Start of Input

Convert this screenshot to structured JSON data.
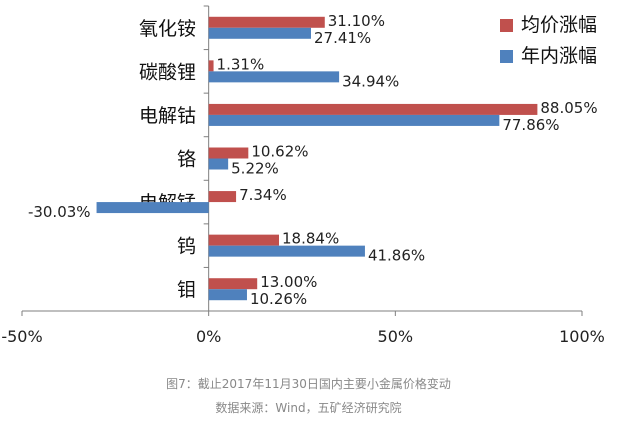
{
  "chart_data": {
    "type": "bar",
    "orientation": "horizontal",
    "categories": [
      "氧化铵",
      "碳酸锂",
      "电解钴",
      "铬",
      "电解锰",
      "钨",
      "钼"
    ],
    "series": [
      {
        "name": "均价涨幅",
        "color": "#c0504d",
        "values": [
          31.1,
          1.31,
          88.05,
          10.62,
          7.34,
          18.84,
          13.0
        ],
        "labels": [
          "31.10%",
          "1.31%",
          "88.05%",
          "10.62%",
          "7.34%",
          "18.84%",
          "13.00%"
        ]
      },
      {
        "name": "年内涨幅",
        "color": "#4f81bd",
        "values": [
          27.41,
          34.94,
          77.86,
          5.22,
          -30.03,
          41.86,
          10.26
        ],
        "labels": [
          "27.41%",
          "34.94%",
          "77.86%",
          "5.22%",
          "-30.03%",
          "41.86%",
          "10.26%"
        ]
      }
    ],
    "xlim": [
      -50,
      100
    ],
    "x_ticks": [
      -50,
      0,
      50,
      100
    ],
    "x_tick_labels": [
      "-50%",
      "0%",
      "50%",
      "100%"
    ],
    "legend_position": "top-right",
    "grid": false
  },
  "caption": {
    "line1": "图7：截止2017年11月30日国内主要小金属价格变动",
    "line2": "数据来源：Wind，五矿经济研究院"
  }
}
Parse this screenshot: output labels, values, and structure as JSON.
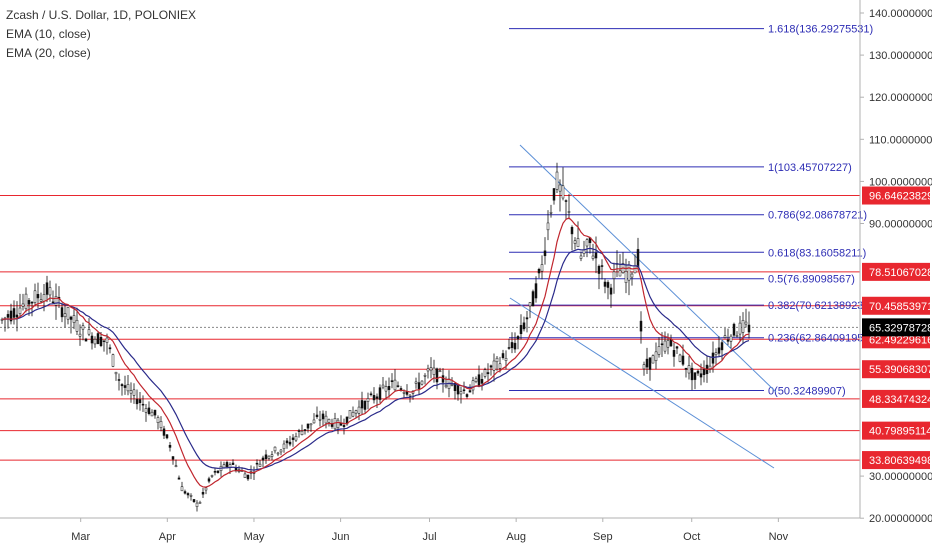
{
  "legend": {
    "title": "Zcash / U.S. Dollar, 1D, POLONIEX",
    "ema10": "EMA (10, close)",
    "ema20": "EMA (20, close)"
  },
  "colors": {
    "horizontal_levels": "#e8272f",
    "fib_levels": "#2d2db4",
    "price_badge": "#000000",
    "channel": "#5b8fd6",
    "ema10": "#c0262e",
    "ema20": "#2a2a8a",
    "candles": "#111111",
    "axis_text": "#333333"
  },
  "chart_data": {
    "type": "candlestick",
    "symbol": "Zcash / U.S. Dollar, 1D, POLONIEX",
    "ylim": [
      10,
      145
    ],
    "y_ticks": [
      "140.00000000",
      "130.00000000",
      "120.00000000",
      "110.00000000",
      "100.00000000",
      "90.00000000",
      "30.00000000",
      "20.00000000"
    ],
    "x_ticks": [
      "Mar",
      "Apr",
      "May",
      "Jun",
      "Jul",
      "Aug",
      "Sep",
      "Oct",
      "Nov"
    ],
    "current_price": "65.32978728",
    "horizontal_levels": [
      {
        "value": 96.64623829,
        "label": "96.64623829"
      },
      {
        "value": 78.51067028,
        "label": "78.51067028"
      },
      {
        "value": 70.45853971,
        "label": "70.45853971"
      },
      {
        "value": 62.49229616,
        "label": "62.49229616"
      },
      {
        "value": 55.39068307,
        "label": "55.39068307"
      },
      {
        "value": 48.33474324,
        "label": "48.33474324"
      },
      {
        "value": 40.79895114,
        "label": "40.79895114"
      },
      {
        "value": 33.80639498,
        "label": "33.80639498"
      }
    ],
    "fib_levels": [
      {
        "value": 136.29275531,
        "label": "1.618(136.29275531)"
      },
      {
        "value": 103.45707227,
        "label": "1(103.45707227)"
      },
      {
        "value": 92.08678721,
        "label": "0.786(92.08678721)"
      },
      {
        "value": 83.16058211,
        "label": "0.618(83.16058211)"
      },
      {
        "value": 76.89098567,
        "label": "0.5(76.89098567)"
      },
      {
        "value": 70.62138923,
        "label": "0.382(70.62138923)"
      },
      {
        "value": 62.86409195,
        "label": "0.236(62.86409195)"
      },
      {
        "value": 50.32489907,
        "label": "0(50.32489907)"
      }
    ],
    "price_path": [
      {
        "x": 0,
        "y": 67
      },
      {
        "x": 0.5,
        "y": 71
      },
      {
        "x": 1,
        "y": 74
      },
      {
        "x": 1.3,
        "y": 70
      },
      {
        "x": 1.8,
        "y": 64
      },
      {
        "x": 2.3,
        "y": 62
      },
      {
        "x": 2.6,
        "y": 52
      },
      {
        "x": 3.0,
        "y": 48
      },
      {
        "x": 3.4,
        "y": 44
      },
      {
        "x": 3.7,
        "y": 37
      },
      {
        "x": 3.95,
        "y": 27
      },
      {
        "x": 4.3,
        "y": 23
      },
      {
        "x": 4.6,
        "y": 30
      },
      {
        "x": 5.0,
        "y": 33
      },
      {
        "x": 5.4,
        "y": 30
      },
      {
        "x": 5.8,
        "y": 35
      },
      {
        "x": 6.2,
        "y": 37
      },
      {
        "x": 6.6,
        "y": 41
      },
      {
        "x": 7.0,
        "y": 44
      },
      {
        "x": 7.4,
        "y": 42
      },
      {
        "x": 7.8,
        "y": 46
      },
      {
        "x": 8.2,
        "y": 49
      },
      {
        "x": 8.6,
        "y": 52
      },
      {
        "x": 9.0,
        "y": 50
      },
      {
        "x": 9.4,
        "y": 55
      },
      {
        "x": 9.8,
        "y": 52
      },
      {
        "x": 10.2,
        "y": 50
      },
      {
        "x": 10.6,
        "y": 54
      },
      {
        "x": 11.0,
        "y": 58
      },
      {
        "x": 11.3,
        "y": 62
      },
      {
        "x": 11.6,
        "y": 70
      },
      {
        "x": 11.85,
        "y": 80
      },
      {
        "x": 12.0,
        "y": 92
      },
      {
        "x": 12.15,
        "y": 100
      },
      {
        "x": 12.35,
        "y": 95
      },
      {
        "x": 12.5,
        "y": 89
      },
      {
        "x": 12.7,
        "y": 82
      },
      {
        "x": 12.9,
        "y": 85
      },
      {
        "x": 13.1,
        "y": 80
      },
      {
        "x": 13.3,
        "y": 74
      },
      {
        "x": 13.5,
        "y": 79
      },
      {
        "x": 13.75,
        "y": 78
      },
      {
        "x": 13.95,
        "y": 82
      },
      {
        "x": 14.05,
        "y": 55
      },
      {
        "x": 14.3,
        "y": 58
      },
      {
        "x": 14.6,
        "y": 62
      },
      {
        "x": 14.9,
        "y": 58
      },
      {
        "x": 15.2,
        "y": 53
      },
      {
        "x": 15.5,
        "y": 56
      },
      {
        "x": 15.8,
        "y": 62
      },
      {
        "x": 16.0,
        "y": 64
      },
      {
        "x": 16.25,
        "y": 65.3
      }
    ]
  }
}
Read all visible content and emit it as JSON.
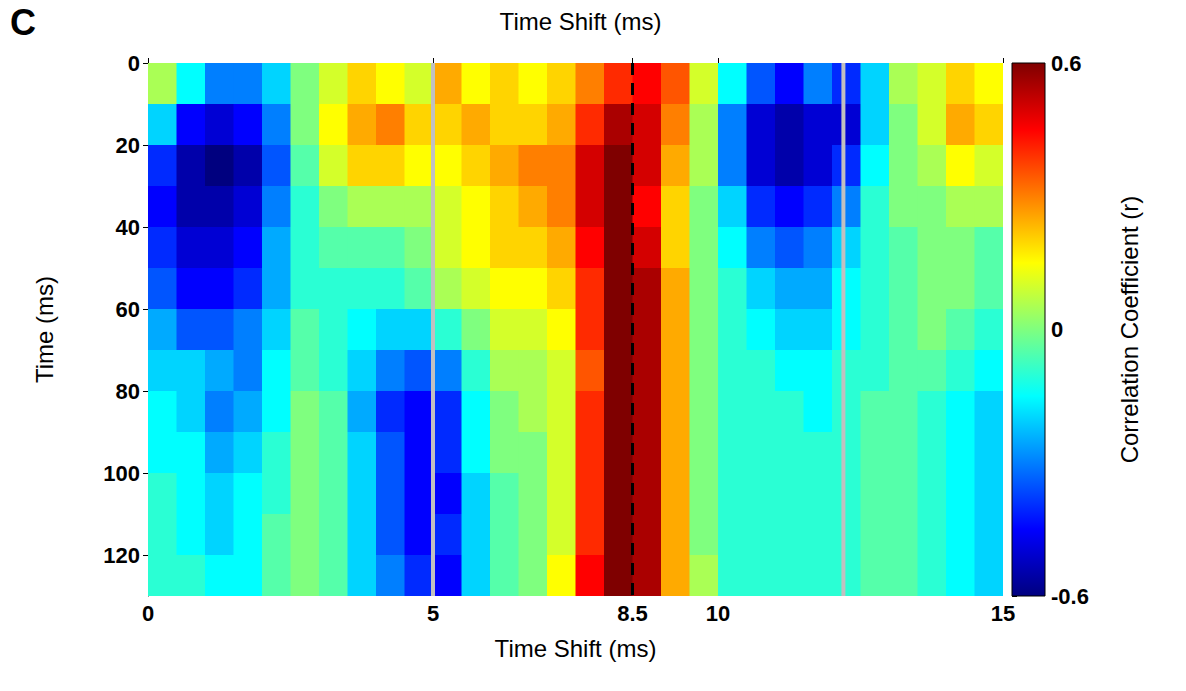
{
  "chart_data": {
    "type": "heatmap",
    "panel_label": "C",
    "title": "Time Shift (ms)",
    "x_label": "Time Shift (ms)",
    "y_label": "Time (ms)",
    "xlim": [
      0,
      15
    ],
    "xticks": [
      0,
      5,
      8.5,
      10,
      15
    ],
    "ylim": [
      0,
      130
    ],
    "yticks": [
      0,
      20,
      40,
      60,
      80,
      100,
      120
    ],
    "grid": false,
    "x_bins": [
      0,
      0.5,
      1,
      1.5,
      2,
      2.5,
      3,
      3.5,
      4,
      4.5,
      5,
      5.5,
      6,
      6.5,
      7,
      7.5,
      8,
      8.5,
      9,
      9.5,
      10,
      10.5,
      11,
      11.5,
      12,
      12.5,
      13,
      13.5,
      14,
      14.5,
      15
    ],
    "y_bins": [
      0,
      10,
      20,
      30,
      40,
      50,
      60,
      70,
      80,
      90,
      100,
      110,
      120,
      130
    ],
    "values": [
      [
        0.05,
        -0.15,
        -0.3,
        -0.3,
        -0.2,
        0,
        0.1,
        0.2,
        0.15,
        0.1,
        0.25,
        0.15,
        0.2,
        0.15,
        0.2,
        0.3,
        0.4,
        0.45,
        0.35,
        0.1,
        -0.15,
        -0.35,
        -0.45,
        -0.3,
        -0.4,
        -0.2,
        0.05,
        0.1,
        0.2,
        0.15
      ],
      [
        -0.2,
        -0.45,
        -0.5,
        -0.45,
        -0.3,
        0,
        0.15,
        0.25,
        0.3,
        0.2,
        0.2,
        0.25,
        0.2,
        0.2,
        0.25,
        0.4,
        0.55,
        0.5,
        0.3,
        0.05,
        -0.3,
        -0.5,
        -0.55,
        -0.5,
        -0.5,
        -0.2,
        0,
        0.1,
        0.25,
        0.2
      ],
      [
        -0.4,
        -0.55,
        -0.6,
        -0.55,
        -0.35,
        -0.05,
        0.1,
        0.2,
        0.2,
        0.15,
        0.15,
        0.2,
        0.25,
        0.3,
        0.3,
        0.5,
        0.6,
        0.5,
        0.25,
        0.05,
        -0.3,
        -0.5,
        -0.55,
        -0.5,
        -0.4,
        -0.15,
        0,
        0.05,
        0.15,
        0.1
      ],
      [
        -0.45,
        -0.55,
        -0.55,
        -0.5,
        -0.3,
        -0.1,
        0,
        0.05,
        0.05,
        0.05,
        0.1,
        0.15,
        0.2,
        0.25,
        0.3,
        0.5,
        0.6,
        0.45,
        0.2,
        0,
        -0.2,
        -0.4,
        -0.45,
        -0.4,
        -0.3,
        -0.1,
        0,
        0,
        0.05,
        0.05
      ],
      [
        -0.4,
        -0.5,
        -0.5,
        -0.45,
        -0.25,
        -0.1,
        -0.05,
        -0.05,
        -0.05,
        0,
        0.1,
        0.15,
        0.2,
        0.2,
        0.25,
        0.45,
        0.6,
        0.5,
        0.2,
        0,
        -0.15,
        -0.3,
        -0.35,
        -0.3,
        -0.2,
        -0.1,
        -0.05,
        0,
        0,
        -0.05
      ],
      [
        -0.35,
        -0.45,
        -0.45,
        -0.4,
        -0.25,
        -0.1,
        -0.1,
        -0.1,
        -0.1,
        -0.05,
        0.05,
        0.1,
        0.15,
        0.15,
        0.2,
        0.4,
        0.6,
        0.55,
        0.25,
        0,
        -0.1,
        -0.2,
        -0.25,
        -0.25,
        -0.15,
        -0.1,
        -0.05,
        0,
        0,
        -0.05
      ],
      [
        -0.25,
        -0.35,
        -0.35,
        -0.3,
        -0.2,
        -0.05,
        -0.1,
        -0.15,
        -0.2,
        -0.2,
        -0.1,
        0,
        0.1,
        0.1,
        0.15,
        0.4,
        0.6,
        0.55,
        0.25,
        0,
        -0.1,
        -0.15,
        -0.2,
        -0.2,
        -0.15,
        -0.1,
        -0.05,
        0,
        -0.05,
        -0.1
      ],
      [
        -0.2,
        -0.2,
        -0.25,
        -0.3,
        -0.15,
        -0.05,
        -0.1,
        -0.2,
        -0.3,
        -0.35,
        -0.3,
        -0.1,
        0.05,
        0.05,
        0.1,
        0.35,
        0.6,
        0.55,
        0.25,
        0,
        -0.1,
        -0.1,
        -0.15,
        -0.15,
        -0.1,
        -0.1,
        -0.05,
        -0.05,
        -0.1,
        -0.15
      ],
      [
        -0.15,
        -0.2,
        -0.3,
        -0.25,
        -0.15,
        0,
        -0.05,
        -0.25,
        -0.4,
        -0.45,
        -0.4,
        -0.15,
        0,
        0.05,
        0.1,
        0.4,
        0.6,
        0.55,
        0.25,
        0,
        -0.1,
        -0.1,
        -0.1,
        -0.15,
        -0.1,
        -0.05,
        -0.05,
        -0.1,
        -0.15,
        -0.2
      ],
      [
        -0.15,
        -0.15,
        -0.25,
        -0.2,
        -0.1,
        0,
        -0.05,
        -0.2,
        -0.35,
        -0.45,
        -0.4,
        -0.15,
        0,
        0,
        0.1,
        0.4,
        0.6,
        0.55,
        0.25,
        0,
        -0.1,
        -0.1,
        -0.1,
        -0.1,
        -0.1,
        -0.05,
        -0.05,
        -0.1,
        -0.15,
        -0.2
      ],
      [
        -0.1,
        -0.15,
        -0.2,
        -0.15,
        -0.1,
        0,
        -0.05,
        -0.2,
        -0.35,
        -0.45,
        -0.45,
        -0.2,
        -0.05,
        0,
        0.1,
        0.4,
        0.6,
        0.55,
        0.25,
        0,
        -0.1,
        -0.1,
        -0.1,
        -0.1,
        -0.1,
        -0.05,
        -0.05,
        -0.1,
        -0.15,
        -0.2
      ],
      [
        -0.1,
        -0.15,
        -0.2,
        -0.15,
        -0.05,
        0,
        -0.05,
        -0.2,
        -0.35,
        -0.45,
        -0.4,
        -0.2,
        -0.05,
        0,
        0.1,
        0.4,
        0.6,
        0.55,
        0.25,
        0,
        -0.1,
        -0.1,
        -0.1,
        -0.1,
        -0.1,
        -0.05,
        -0.05,
        -0.1,
        -0.15,
        -0.2
      ],
      [
        -0.1,
        -0.1,
        -0.15,
        -0.15,
        -0.05,
        0,
        -0.05,
        -0.2,
        -0.3,
        -0.4,
        -0.45,
        -0.2,
        -0.05,
        0,
        0.15,
        0.45,
        0.6,
        0.55,
        0.25,
        0.05,
        -0.1,
        -0.1,
        -0.1,
        -0.1,
        -0.1,
        -0.05,
        -0.05,
        -0.1,
        -0.15,
        -0.2
      ]
    ],
    "colorbar": {
      "label": "Correlation Coefficient (r)",
      "lim": [
        -0.6,
        0.6
      ],
      "ticks": [
        -0.6,
        0,
        0.6
      ]
    },
    "annotations": [
      {
        "x": 5,
        "color": "#c0c0c0",
        "line_style": "solid"
      },
      {
        "x": 12.2,
        "color": "#c0c0c0",
        "line_style": "solid"
      },
      {
        "x": 8.5,
        "color": "#000000",
        "line_style": "dashed"
      }
    ]
  }
}
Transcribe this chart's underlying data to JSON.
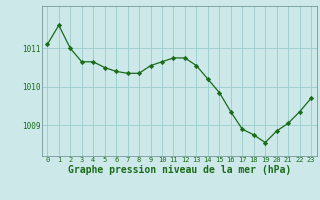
{
  "x": [
    0,
    1,
    2,
    3,
    4,
    5,
    6,
    7,
    8,
    9,
    10,
    11,
    12,
    13,
    14,
    15,
    16,
    17,
    18,
    19,
    20,
    21,
    22,
    23
  ],
  "y": [
    1011.1,
    1011.6,
    1011.0,
    1010.65,
    1010.65,
    1010.5,
    1010.4,
    1010.35,
    1010.35,
    1010.55,
    1010.65,
    1010.75,
    1010.75,
    1010.55,
    1010.2,
    1009.85,
    1009.35,
    1008.9,
    1008.75,
    1008.55,
    1008.85,
    1009.05,
    1009.35,
    1009.7
  ],
  "line_color": "#1a6b1a",
  "marker_color": "#1a6b1a",
  "bg_color": "#cce8e8",
  "grid_color": "#99cccc",
  "xlabel": "Graphe pression niveau de la mer (hPa)",
  "xlabel_fontsize": 7,
  "tick_labels": [
    "0",
    "1",
    "2",
    "3",
    "4",
    "5",
    "6",
    "7",
    "8",
    "9",
    "10",
    "11",
    "12",
    "13",
    "14",
    "15",
    "16",
    "17",
    "18",
    "19",
    "20",
    "21",
    "22",
    "23"
  ],
  "yticks": [
    1009,
    1010,
    1011
  ],
  "ylim": [
    1008.2,
    1012.1
  ],
  "xlim": [
    -0.5,
    23.5
  ]
}
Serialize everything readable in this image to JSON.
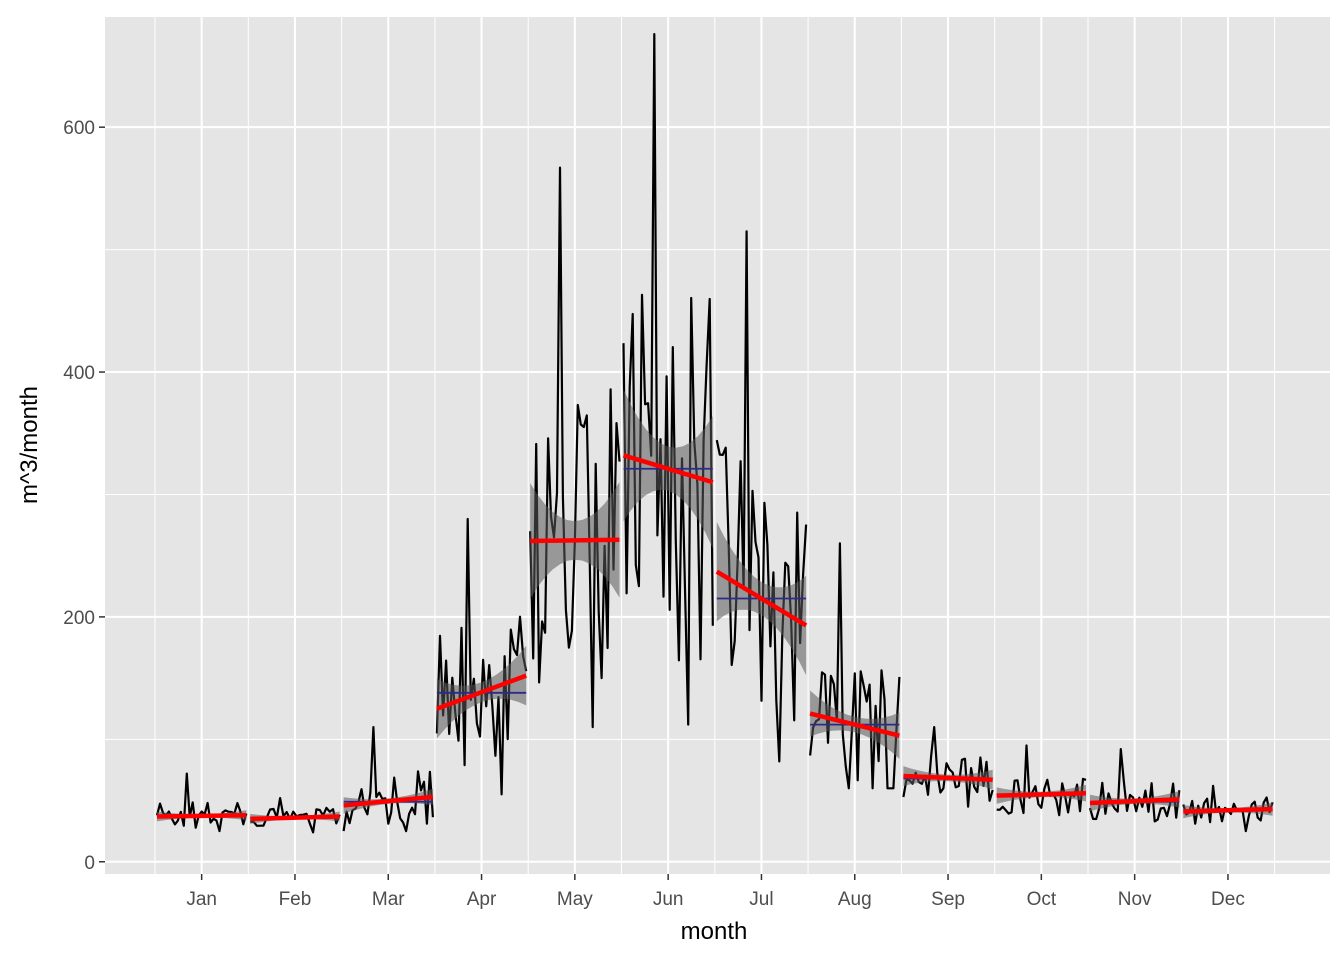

End of Input

• **Exercise brief**
Take every line containing the word "title" and copy it.

• **Output**
    "title": "Zcash / U.S. Dollar, 1D, POLONIEX",
    "title": "Time Shift (ms)",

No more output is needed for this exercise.